##### EXCERPTED TEXT #####

It seems like almost every day, my boys teach me how to be their mom. As they grow from littler boys into bigger boys, their
boy-ness has become more apparent to me. I am with them every day, all day, and I am still having to breathe through their noise and roughness. They are not always noisy and rough, but it is a way that they communicate and move through space that is different from me. Not just as an adult, though that is part of it. It is their boy-ness. I grew up with two older brothers who wrestled with me and each other. I raced them and fought with them. I am not completely out of my element with boys. But I often need to check my expectations and leave them behind. I know there are also girls who are rambunctious and loud, but even these girls seem more balanced to me than my boys do. I recognize those girls as reflections of my own childhood in a way that I don't with my sons. So I have been trying to expand and grow rather than trying to change my boys. That was like trying to teach cats to swim.
Going to the grocery store is a frequent adventure. They want to help, but they also want to run down the aisles and coast on the cart, and see how fast they can go. They want to see how many different ways they can hang on to the cart while it goes. My littlest one likes to climb onto the bottom rack and "spy" the other shoppers. Twice...TWICE...we have tipped the cart full of groceries over in the store. Now, you may think this is crazy and wild. It is, I suppose, but its not done in a destructive or completely careless way. They are very kind to other shoppers, and careful of older people. They talk to babies who are riding, and they delight in making them laugh. They like to see if they can find the jam I want;
low sugar, organic, 16oz., seedless (10 points), or if they can get the right oatmeal;
old-fashioned, rolled, organic, stove-top, round canister (15 points).

##### EXCERPTED RECORDS #####

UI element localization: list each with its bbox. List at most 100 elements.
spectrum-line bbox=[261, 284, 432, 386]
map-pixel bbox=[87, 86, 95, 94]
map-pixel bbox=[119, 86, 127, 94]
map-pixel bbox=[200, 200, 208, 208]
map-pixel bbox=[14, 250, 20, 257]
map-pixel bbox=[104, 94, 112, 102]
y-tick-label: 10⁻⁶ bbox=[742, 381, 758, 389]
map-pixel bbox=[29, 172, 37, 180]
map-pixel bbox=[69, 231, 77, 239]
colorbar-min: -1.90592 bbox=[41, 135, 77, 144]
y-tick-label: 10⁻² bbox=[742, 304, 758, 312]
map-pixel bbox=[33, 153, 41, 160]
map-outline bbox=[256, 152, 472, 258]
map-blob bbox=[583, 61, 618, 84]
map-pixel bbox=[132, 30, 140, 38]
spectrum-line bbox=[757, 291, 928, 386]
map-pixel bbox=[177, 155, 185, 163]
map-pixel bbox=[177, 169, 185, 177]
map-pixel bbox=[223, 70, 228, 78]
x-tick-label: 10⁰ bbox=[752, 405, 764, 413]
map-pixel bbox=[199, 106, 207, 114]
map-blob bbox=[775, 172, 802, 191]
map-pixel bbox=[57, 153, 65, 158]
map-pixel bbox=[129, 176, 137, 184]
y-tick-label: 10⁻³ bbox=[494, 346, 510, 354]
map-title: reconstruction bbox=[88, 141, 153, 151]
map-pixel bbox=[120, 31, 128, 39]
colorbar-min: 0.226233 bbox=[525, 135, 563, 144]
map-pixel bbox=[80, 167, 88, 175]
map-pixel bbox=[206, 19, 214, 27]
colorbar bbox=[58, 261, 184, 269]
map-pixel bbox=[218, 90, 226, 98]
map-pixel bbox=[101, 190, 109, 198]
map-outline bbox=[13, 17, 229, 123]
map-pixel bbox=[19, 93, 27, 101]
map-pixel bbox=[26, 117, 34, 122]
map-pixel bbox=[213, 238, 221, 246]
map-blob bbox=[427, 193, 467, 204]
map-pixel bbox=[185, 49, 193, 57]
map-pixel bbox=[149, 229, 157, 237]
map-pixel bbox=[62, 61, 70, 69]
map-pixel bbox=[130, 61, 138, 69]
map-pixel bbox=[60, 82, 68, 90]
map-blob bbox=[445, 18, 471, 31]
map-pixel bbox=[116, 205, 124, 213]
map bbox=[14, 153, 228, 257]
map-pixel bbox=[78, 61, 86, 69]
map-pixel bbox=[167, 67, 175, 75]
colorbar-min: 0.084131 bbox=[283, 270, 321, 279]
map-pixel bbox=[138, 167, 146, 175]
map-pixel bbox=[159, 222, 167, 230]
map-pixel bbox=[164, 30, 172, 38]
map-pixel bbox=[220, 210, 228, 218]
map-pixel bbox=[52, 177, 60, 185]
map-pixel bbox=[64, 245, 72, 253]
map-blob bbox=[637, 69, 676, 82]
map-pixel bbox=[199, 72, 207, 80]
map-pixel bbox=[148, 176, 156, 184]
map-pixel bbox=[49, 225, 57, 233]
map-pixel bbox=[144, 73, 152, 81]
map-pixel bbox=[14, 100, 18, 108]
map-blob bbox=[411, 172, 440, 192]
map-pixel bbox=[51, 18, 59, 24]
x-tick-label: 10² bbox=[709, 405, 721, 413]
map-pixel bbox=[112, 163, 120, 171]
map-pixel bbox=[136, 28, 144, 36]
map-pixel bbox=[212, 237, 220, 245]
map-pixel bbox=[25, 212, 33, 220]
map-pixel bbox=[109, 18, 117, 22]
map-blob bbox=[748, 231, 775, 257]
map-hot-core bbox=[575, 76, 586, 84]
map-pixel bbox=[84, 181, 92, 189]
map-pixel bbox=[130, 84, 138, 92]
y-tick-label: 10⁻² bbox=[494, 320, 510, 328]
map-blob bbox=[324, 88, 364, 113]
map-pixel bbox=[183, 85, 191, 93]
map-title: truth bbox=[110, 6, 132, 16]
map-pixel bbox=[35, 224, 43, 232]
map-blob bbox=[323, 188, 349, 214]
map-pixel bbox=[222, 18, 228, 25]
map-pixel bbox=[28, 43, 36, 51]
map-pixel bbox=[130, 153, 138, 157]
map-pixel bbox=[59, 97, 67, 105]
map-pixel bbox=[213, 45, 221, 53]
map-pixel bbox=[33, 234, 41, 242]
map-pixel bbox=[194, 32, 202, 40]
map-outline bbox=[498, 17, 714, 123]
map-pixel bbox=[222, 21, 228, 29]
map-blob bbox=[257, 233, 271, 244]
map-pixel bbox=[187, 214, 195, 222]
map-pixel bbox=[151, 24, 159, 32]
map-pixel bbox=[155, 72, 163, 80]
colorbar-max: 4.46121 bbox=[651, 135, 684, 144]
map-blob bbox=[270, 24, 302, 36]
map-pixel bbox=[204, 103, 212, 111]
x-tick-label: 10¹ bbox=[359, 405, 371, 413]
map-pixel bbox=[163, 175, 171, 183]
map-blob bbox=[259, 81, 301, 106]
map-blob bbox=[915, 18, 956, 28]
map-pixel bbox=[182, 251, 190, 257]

#####

▶ _WHAT THIS EXERCISE ASKS_
**1.** List every feature of the oatmeal that the boys try to find in the passage about raising sons.
**2.** Write a continuation of the passage about raising sons, starting right after its final sentence.

▶ _RESPONSES_
**1.** old-fashioned, rolled, organic, stove-top, round canister

**2.**
I am tired after shopping, and I often prefer to go alone so I can go faster because I see grocery shopping as a chore. They see it as just another opportunity to play and learn. So it is better if I choose to make that shift when I am with them, and when I do, they show me the rich possibilities in an otherwise laborious task. Helping them take turns pushing the cart. Discussing the importance of weight distribution on the cart!! (Why did it fall over?) Noticing the patterns on the floor that are good for a game of walking challenges. Talking with them about why certain foods are on my list and others are not. Honoring their food choices and their desire to try new things (What's meusli?) They read labels and check prices of different sizes. They like to see if there are free samples, and they remind me to get things I would have forgotten, like the dried mango and the kind of bacon that Dad likes. They unload the cart, and my oldest likes to run my credit card through the machine and sign my name on the electronic screen.
Just the process of writing this is a reminder that I need to chill out more at the grocery store. And that's just one example. Museums, movies, visits with relatives, medical appointments...I can get anxious about how they are going to act, and ahead of time I often discuss etiquette for different settings. I worry too much, and sometimes forget to become a part of the process with them.. I get too caught up in preventing arguments and hoping they don't seem too wild and loud to everyone else.
It is probably a Buddhist saying, but I'm not sure. I don't remember where I first read it, but I come back to it frequently when I am feeling perplexed about my parenting skills:
Don't try to steer the river.
So, even though I feel that we are going through some whitewater rapids in our journey together, I need to remember to steer the boat (or occasionally the shopping cart as the case may be), but not the river of their boy-ness.